--- start of Excerpted records ---

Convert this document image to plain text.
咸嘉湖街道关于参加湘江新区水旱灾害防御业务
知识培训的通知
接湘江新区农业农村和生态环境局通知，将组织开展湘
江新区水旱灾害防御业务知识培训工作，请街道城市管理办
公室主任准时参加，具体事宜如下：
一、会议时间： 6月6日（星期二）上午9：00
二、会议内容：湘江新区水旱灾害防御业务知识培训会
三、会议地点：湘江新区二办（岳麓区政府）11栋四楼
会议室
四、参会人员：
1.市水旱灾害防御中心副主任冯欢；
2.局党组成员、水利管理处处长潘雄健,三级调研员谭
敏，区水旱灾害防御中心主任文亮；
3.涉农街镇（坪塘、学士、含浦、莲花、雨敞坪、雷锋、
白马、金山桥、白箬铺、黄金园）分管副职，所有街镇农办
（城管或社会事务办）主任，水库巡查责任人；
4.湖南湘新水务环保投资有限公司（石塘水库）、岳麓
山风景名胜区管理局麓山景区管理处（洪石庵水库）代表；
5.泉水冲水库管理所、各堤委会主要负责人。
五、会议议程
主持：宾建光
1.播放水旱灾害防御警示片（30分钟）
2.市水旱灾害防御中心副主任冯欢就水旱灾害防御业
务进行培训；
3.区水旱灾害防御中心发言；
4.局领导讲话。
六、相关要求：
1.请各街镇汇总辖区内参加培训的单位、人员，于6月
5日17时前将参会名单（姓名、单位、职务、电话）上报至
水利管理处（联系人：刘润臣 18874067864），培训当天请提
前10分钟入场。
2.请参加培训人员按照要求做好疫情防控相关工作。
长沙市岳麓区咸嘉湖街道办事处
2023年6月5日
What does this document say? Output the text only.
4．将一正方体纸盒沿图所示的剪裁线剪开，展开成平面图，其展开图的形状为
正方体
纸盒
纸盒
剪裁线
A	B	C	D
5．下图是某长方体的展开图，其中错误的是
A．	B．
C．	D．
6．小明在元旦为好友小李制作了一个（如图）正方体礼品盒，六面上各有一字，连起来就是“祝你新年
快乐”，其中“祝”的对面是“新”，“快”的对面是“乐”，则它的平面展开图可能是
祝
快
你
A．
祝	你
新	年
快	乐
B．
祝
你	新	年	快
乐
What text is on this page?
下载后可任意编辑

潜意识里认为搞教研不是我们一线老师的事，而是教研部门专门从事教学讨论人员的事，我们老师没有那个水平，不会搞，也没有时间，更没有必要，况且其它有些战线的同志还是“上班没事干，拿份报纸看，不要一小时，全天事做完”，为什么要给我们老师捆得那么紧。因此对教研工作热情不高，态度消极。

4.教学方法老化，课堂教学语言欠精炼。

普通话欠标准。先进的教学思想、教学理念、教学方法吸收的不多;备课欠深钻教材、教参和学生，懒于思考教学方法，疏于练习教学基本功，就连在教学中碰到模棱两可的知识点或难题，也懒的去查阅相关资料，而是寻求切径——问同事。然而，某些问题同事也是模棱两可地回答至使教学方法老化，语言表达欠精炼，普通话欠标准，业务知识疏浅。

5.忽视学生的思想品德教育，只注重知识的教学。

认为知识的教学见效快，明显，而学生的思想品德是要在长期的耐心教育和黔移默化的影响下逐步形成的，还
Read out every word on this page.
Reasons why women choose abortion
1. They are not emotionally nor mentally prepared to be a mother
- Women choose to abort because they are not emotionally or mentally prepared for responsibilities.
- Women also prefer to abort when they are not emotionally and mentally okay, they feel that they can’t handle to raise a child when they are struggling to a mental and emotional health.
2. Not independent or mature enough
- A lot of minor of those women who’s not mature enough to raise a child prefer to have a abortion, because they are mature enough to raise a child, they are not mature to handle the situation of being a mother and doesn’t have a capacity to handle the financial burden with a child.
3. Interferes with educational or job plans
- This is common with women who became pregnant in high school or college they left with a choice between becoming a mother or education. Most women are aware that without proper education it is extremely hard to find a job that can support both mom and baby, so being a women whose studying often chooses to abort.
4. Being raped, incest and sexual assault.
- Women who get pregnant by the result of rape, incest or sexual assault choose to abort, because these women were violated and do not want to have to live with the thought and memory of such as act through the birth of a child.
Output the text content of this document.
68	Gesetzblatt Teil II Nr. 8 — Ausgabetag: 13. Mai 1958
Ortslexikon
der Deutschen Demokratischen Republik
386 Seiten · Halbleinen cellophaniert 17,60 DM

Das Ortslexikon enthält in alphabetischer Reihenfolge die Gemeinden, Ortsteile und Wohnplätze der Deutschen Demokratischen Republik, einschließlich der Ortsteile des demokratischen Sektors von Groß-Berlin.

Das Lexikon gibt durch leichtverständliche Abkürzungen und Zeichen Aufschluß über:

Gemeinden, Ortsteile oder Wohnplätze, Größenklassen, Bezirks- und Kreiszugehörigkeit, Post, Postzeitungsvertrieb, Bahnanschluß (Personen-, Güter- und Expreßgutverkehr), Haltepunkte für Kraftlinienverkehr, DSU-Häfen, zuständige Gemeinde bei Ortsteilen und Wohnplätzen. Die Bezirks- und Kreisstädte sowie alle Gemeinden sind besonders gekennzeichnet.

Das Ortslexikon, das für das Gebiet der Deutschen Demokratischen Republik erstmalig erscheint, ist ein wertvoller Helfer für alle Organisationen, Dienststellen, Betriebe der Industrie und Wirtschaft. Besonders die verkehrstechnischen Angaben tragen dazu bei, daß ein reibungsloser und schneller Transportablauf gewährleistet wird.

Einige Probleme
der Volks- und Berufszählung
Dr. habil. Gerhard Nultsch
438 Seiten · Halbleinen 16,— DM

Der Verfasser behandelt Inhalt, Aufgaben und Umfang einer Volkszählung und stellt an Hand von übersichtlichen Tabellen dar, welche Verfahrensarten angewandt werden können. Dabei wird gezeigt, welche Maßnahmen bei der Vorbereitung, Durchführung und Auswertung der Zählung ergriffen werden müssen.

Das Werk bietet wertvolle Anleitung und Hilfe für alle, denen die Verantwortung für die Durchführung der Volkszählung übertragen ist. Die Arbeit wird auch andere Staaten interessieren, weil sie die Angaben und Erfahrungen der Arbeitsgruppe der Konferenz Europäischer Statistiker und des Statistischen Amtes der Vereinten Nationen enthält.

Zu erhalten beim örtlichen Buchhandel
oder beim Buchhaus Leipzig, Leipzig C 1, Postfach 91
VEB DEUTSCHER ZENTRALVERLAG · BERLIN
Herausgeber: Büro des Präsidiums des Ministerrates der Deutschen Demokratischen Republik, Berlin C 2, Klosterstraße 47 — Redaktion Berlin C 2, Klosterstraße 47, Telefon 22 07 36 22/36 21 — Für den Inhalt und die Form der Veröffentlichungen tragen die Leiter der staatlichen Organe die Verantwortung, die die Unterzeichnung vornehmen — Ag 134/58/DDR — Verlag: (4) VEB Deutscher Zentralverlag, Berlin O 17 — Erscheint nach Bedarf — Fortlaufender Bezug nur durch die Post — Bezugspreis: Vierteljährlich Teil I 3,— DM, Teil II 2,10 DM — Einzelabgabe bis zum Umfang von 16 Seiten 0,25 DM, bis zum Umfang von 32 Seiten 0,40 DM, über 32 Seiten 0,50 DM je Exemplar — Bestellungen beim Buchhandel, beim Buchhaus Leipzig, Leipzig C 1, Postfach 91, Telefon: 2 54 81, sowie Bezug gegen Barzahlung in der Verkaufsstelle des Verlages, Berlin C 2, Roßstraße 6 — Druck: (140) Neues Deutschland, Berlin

--- end of Excerpted records ---

* _What needs to be done_: Transcribe every line of the data, exactly as it stands.

* _Result for this exercise_:
Convert this document image to plain text.
咸嘉湖街道关于参加湘江新区水旱灾害防御业务
知识培训的通知
接湘江新区农业农村和生态环境局通知，将组织开展湘
江新区水旱灾害防御业务知识培训工作，请街道城市管理办
公室主任准时参加，具体事宜如下：
一、会议时间： 6月6日（星期二）上午9：00
二、会议内容：湘江新区水旱灾害防御业务知识培训会
三、会议地点：湘江新区二办（岳麓区政府）11栋四楼
会议室
四、参会人员：
1.市水旱灾害防御中心副主任冯欢；
2.局党组成员、水利管理处处长潘雄健,三级调研员谭
敏，区水旱灾害防御中心主任文亮；
3.涉农街镇（坪塘、学士、含浦、莲花、雨敞坪、雷锋、
白马、金山桥、白箬铺、黄金园）分管副职，所有街镇农办
（城管或社会事务办）主任，水库巡查责任人；
4.湖南湘新水务环保投资有限公司（石塘水库）、岳麓
山风景名胜区管理局麓山景区管理处（洪石庵水库）代表；
5.泉水冲水库管理所、各堤委会主要负责人。
五、会议议程
主持：宾建光
1.播放水旱灾害防御警示片（30分钟）
2.市水旱灾害防御中心副主任冯欢就水旱灾害防御业
务进行培训；
3.区水旱灾害防御中心发言；
4.局领导讲话。
六、相关要求：
1.请各街镇汇总辖区内参加培训的单位、人员，于6月
5日17时前将参会名单（姓名、单位、职务、电话）上报至
水利管理处（联系人：刘润臣 18874067864），培训当天请提
前10分钟入场。
2.请参加培训人员按照要求做好疫情防控相关工作。
长沙市岳麓区咸嘉湖街道办事处
2023年6月5日
What does this document say? Output the text only.
4．将一正方体纸盒沿图所示的剪裁线剪开，展开成平面图，其展开图的形状为
正方体
纸盒
纸盒
剪裁线
A	B	C	D
5．下图是某长方体的展开图，其中错误的是
A．	B．
C．	D．
6．小明在元旦为好友小李制作了一个（如图）正方体礼品盒，六面上各有一字，连起来就是“祝你新年
快乐”，其中“祝”的对面是“新”，“快”的对面是“乐”，则它的平面展开图可能是
祝
快
你
A．
祝	你
新	年
快	乐
B．
祝
你	新	年	快
乐
What text is on this page?
下载后可任意编辑

潜意识里认为搞教研不是我们一线老师的事，而是教研部门专门从事教学讨论人员的事，我们老师没有那个水平，不会搞，也没有时间，更没有必要，况且其它有些战线的同志还是“上班没事干，拿份报纸看，不要一小时，全天事做完”，为什么要给我们老师捆得那么紧。因此对教研工作热情不高，态度消极。

4.教学方法老化，课堂教学语言欠精炼。

普通话欠标准。先进的教学思想、教学理念、教学方法吸收的不多;备课欠深钻教材、教参和学生，懒于思考教学方法，疏于练习教学基本功，就连在教学中碰到模棱两可的知识点或难题，也懒的去查阅相关资料，而是寻求切径——问同事。然而，某些问题同事也是模棱两可地回答至使教学方法老化，语言表达欠精炼，普通话欠标准，业务知识疏浅。

5.忽视学生的思想品德教育，只注重知识的教学。

认为知识的教学见效快，明显，而学生的思想品德是要在长期的耐心教育和黔移默化的影响下逐步形成的，还
Read out every word on this page.
Reasons why women choose abortion
1. They are not emotionally nor mentally prepared to be a mother
- Women choose to abort because they are not emotionally or mentally prepared for responsibilities.
- Women also prefer to abort when they are not emotionally and mentally okay, they feel that they can’t handle to raise a child when they are struggling to a mental and emotional health.
2. Not independent or mature enough
- A lot of minor of those women who’s not mature enough to raise a child prefer to have a abortion, because they are mature enough to raise a child, they are not mature to handle the situation of being a mother and doesn’t have a capacity to handle the financial burden with a child.
3. Interferes with educational or job plans
- This is common with women who became pregnant in high school or college they left with a choice between becoming a mother or education. Most women are aware that without proper education it is extremely hard to find a job that can support both mom and baby, so being a women whose studying often chooses to abort.
4. Being raped, incest and sexual assault.
- Women who get pregnant by the result of rape, incest or sexual assault choose to abort, because these women were violated and do not want to have to live with the thought and memory of such as act through the birth of a child.
Output the text content of this document.
68	Gesetzblatt Teil II Nr. 8 — Ausgabetag: 13. Mai 1958
Ortslexikon
der Deutschen Demokratischen Republik
386 Seiten · Halbleinen cellophaniert 17,60 DM

Das Ortslexikon enthält in alphabetischer Reihenfolge die Gemeinden, Ortsteile und Wohnplätze der Deutschen Demokratischen Republik, einschließlich der Ortsteile des demokratischen Sektors von Groß-Berlin.

Das Lexikon gibt durch leichtverständliche Abkürzungen und Zeichen Aufschluß über:

Gemeinden, Ortsteile oder Wohnplätze, Größenklassen, Bezirks- und Kreiszugehörigkeit, Post, Postzeitungsvertrieb, Bahnanschluß (Personen-, Güter- und Expreßgutverkehr), Haltepunkte für Kraftlinienverkehr, DSU-Häfen, zuständige Gemeinde bei Ortsteilen und Wohnplätzen. Die Bezirks- und Kreisstädte sowie alle Gemeinden sind besonders gekennzeichnet.

Das Ortslexikon, das für das Gebiet der Deutschen Demokratischen Republik erstmalig erscheint, ist ein wertvoller Helfer für alle Organisationen, Dienststellen, Betriebe der Industrie und Wirtschaft. Besonders die verkehrstechnischen Angaben tragen dazu bei, daß ein reibungsloser und schneller Transportablauf gewährleistet wird.

Einige Probleme
der Volks- und Berufszählung
Dr. habil. Gerhard Nultsch
438 Seiten · Halbleinen 16,— DM

Der Verfasser behandelt Inhalt, Aufgaben und Umfang einer Volkszählung und stellt an Hand von übersichtlichen Tabellen dar, welche Verfahrensarten angewandt werden können. Dabei wird gezeigt, welche Maßnahmen bei der Vorbereitung, Durchführung und Auswertung der Zählung ergriffen werden müssen.

Das Werk bietet wertvolle Anleitung und Hilfe für alle, denen die Verantwortung für die Durchführung der Volkszählung übertragen ist. Die Arbeit wird auch andere Staaten interessieren, weil sie die Angaben und Erfahrungen der Arbeitsgruppe der Konferenz Europäischer Statistiker und des Statistischen Amtes der Vereinten Nationen enthält.

Zu erhalten beim örtlichen Buchhandel
oder beim Buchhaus Leipzig, Leipzig C 1, Postfach 91
VEB DEUTSCHER ZENTRALVERLAG · BERLIN
Herausgeber: Büro des Präsidiums des Ministerrates der Deutschen Demokratischen Republik, Berlin C 2, Klosterstraße 47 — Redaktion Berlin C 2, Klosterstraße 47, Telefon 22 07 36 22/36 21 — Für den Inhalt und die Form der Veröffentlichungen tragen die Leiter der staatlichen Organe die Verantwortung, die die Unterzeichnung vornehmen — Ag 134/58/DDR — Verlag: (4) VEB Deutscher Zentralverlag, Berlin O 17 — Erscheint nach Bedarf — Fortlaufender Bezug nur durch die Post — Bezugspreis: Vierteljährlich Teil I 3,— DM, Teil II 2,10 DM — Einzelabgabe bis zum Umfang von 16 Seiten 0,25 DM, bis zum Umfang von 32 Seiten 0,40 DM, über 32 Seiten 0,50 DM je Exemplar — Bestellungen beim Buchhandel, beim Buchhaus Leipzig, Leipzig C 1, Postfach 91, Telefon: 2 54 81, sowie Bezug gegen Barzahlung in der Verkaufsstelle des Verlages, Berlin C 2, Roßstraße 6 — Druck: (140) Neues Deutschland, Berlin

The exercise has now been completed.